**Source document**
+ + + +

WLCG Operations Coordination Minutes, September 1st 2016

Highlights

  • The new accounting portal with changes performed for the WLCG view is ready for validation: https://accounting-next.egi.eu/. People are encouraged to start using it and provide their feedback or report eventual problems to wlcg-accounting-portal@cernNOSPAMPLEASE.ch.
  • Regular Monitoring Consolidation and Traceability WG reports available in the Operations Coordination meetings from now on.
  • EL7 plans from experiments were presented at today's meeting and summarised in the minutes twiki. Site plans to be collected by WLCG Operations.

Agenda

Attendance

  • local: Maria Alandes (minutes), Alberto Aimar, Stefan Roiser, Luca Tomassetti, Vincent Brillault, Thomas Oulevey, Maarten Litmaath, Julia Andreeva, Andrea Sciaba, Helge Meinhard, David Cameron, Andrea Manzi, Maria Dimou, Marian Babik
  • remote: Pepe Flix (chair), Nurcan Ozturk, Ult Tigerstedt, Felix Lee, Di Qing, Javier Sanchez, Christoph Wissing, Olivier Devroede, Antonio Maria Perez Calero Yzquierdo, Kyle Gross, Massimo Sgaravatto, Shkelzen Rugovac, Victor Zhiltsov, Dave Mason, A. Cavalli, Hironori Ito, Dave Dykstra, Ron Trompert, Vincenzo Spinoso, Eygene Ryabinkin, Tim Bell, Andrea Valassi

Operations News

Middleware News

  • Baselines/News:
  • Issues:
    • GGUS:123613 reports crashes on openldap with ARC-CE on C7 ( similar problem was affecting also SL6 and has been fixed). The supposed fixed rpms are available on RHEL 7.3 beta 1, but a first test showed that the issues is still there. We have contacted ARC Devs to do more testing.
    • GGUS:120586 concerning an issue with glite-ce* clients with dual stack CEs. No news yet
  • T0 and T1 services
    • CERN
      • Upgrade to xrootd 4.4 all CASTOR instances
      • ARGUS upgraded to 1.7.0 ( C7)
      • FTS upgraded to v 3.4.7
    • IN2P3
      • Minor dCache upgrade planned (2.13.32->2.13.41)
    • JINR-T1
      • Minor updates: dCache 2.10.59->2.10.61, Postgres 9.4.8->9.4.9
      • dCache 2.13.x in later November
    • NDGF
      • 2.16.10 last week and moved to HA messaging
      • Switch to a fully HA setup for database and SRM within September
    • RAL
      • FTS upgraded to v 3.4.7

Tier 0 News

Highlights

  • Network traffic out of CERN peaked at 253Gbps in July, mostly driven by increasing volumes of LHC data being exported. To cope with the increased export rates, links to some Tier-1 centres have had their capacity increased.
  • Traffic volumes have also increased over LHCONE leading to GÉANT to deploy additional capacity. An estimate of likely traffic in 2017 will be required.
  • Due to record LHC performance, in July and August, about 10 PB and about 6 PB were recorded into Castor, respectively.

+ + + +

**Given data**
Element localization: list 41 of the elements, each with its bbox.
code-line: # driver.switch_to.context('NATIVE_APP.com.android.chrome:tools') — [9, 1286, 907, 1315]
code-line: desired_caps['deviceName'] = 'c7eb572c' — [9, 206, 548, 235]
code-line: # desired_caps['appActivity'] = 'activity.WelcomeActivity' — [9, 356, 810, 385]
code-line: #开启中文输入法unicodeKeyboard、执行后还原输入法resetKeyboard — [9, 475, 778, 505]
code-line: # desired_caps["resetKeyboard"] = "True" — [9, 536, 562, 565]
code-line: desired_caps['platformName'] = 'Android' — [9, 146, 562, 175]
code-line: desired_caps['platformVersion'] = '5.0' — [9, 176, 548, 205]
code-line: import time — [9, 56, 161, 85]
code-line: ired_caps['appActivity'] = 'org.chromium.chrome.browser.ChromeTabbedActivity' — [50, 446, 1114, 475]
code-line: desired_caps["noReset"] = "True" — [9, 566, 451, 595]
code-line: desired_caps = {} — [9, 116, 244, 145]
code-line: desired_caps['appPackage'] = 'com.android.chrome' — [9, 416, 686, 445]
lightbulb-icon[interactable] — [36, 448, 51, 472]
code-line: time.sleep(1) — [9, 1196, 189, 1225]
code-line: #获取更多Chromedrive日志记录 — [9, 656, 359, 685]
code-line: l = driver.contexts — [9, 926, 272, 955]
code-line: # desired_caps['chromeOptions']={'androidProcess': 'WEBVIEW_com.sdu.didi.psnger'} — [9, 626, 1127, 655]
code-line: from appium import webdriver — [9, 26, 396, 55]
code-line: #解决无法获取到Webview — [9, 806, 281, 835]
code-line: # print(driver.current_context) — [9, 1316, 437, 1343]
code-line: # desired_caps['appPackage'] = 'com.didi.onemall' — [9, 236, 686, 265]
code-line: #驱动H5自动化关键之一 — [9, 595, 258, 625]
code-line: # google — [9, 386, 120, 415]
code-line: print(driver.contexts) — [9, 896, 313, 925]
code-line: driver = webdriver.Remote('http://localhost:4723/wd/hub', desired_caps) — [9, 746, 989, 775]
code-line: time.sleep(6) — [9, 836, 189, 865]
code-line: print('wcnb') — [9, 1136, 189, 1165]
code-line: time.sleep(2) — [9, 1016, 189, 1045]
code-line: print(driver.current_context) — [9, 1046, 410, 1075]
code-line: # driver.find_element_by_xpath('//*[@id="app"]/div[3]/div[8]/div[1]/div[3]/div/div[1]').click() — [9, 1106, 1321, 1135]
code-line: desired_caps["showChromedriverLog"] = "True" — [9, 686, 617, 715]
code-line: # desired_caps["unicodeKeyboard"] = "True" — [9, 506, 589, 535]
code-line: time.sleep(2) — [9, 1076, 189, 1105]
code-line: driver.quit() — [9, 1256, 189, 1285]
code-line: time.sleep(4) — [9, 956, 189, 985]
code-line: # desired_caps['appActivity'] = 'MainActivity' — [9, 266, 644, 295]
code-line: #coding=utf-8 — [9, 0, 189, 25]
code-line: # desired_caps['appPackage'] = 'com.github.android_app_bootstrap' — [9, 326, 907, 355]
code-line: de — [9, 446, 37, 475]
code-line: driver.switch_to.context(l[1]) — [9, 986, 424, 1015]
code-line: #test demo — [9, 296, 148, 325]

+ + + +

**Challenge A**
Please output the stretch of the operations minutes from "Tier 0 News" through "their capacity increased.", copied word for word.
**Challenge B**
Gather every line of the listing that contains the string "webdriver", copying each line unchanged.
The listing is unrelated to the operations minutes.

**Complete output A**
Tier 0 News

Highlights

  • Network traffic out of CERN peaked at 253Gbps in July, mostly driven by increasing volumes of LHC data being exported. To cope with the increased export rates, links to some Tier-1 centres have had their capacity increased.

**Complete output B**
code-line: from appium import webdriver — [9, 26, 396, 55]
code-line: driver = webdriver.Remote('http://localhost:4723/wd/hub', desired_caps) — [9, 746, 989, 775]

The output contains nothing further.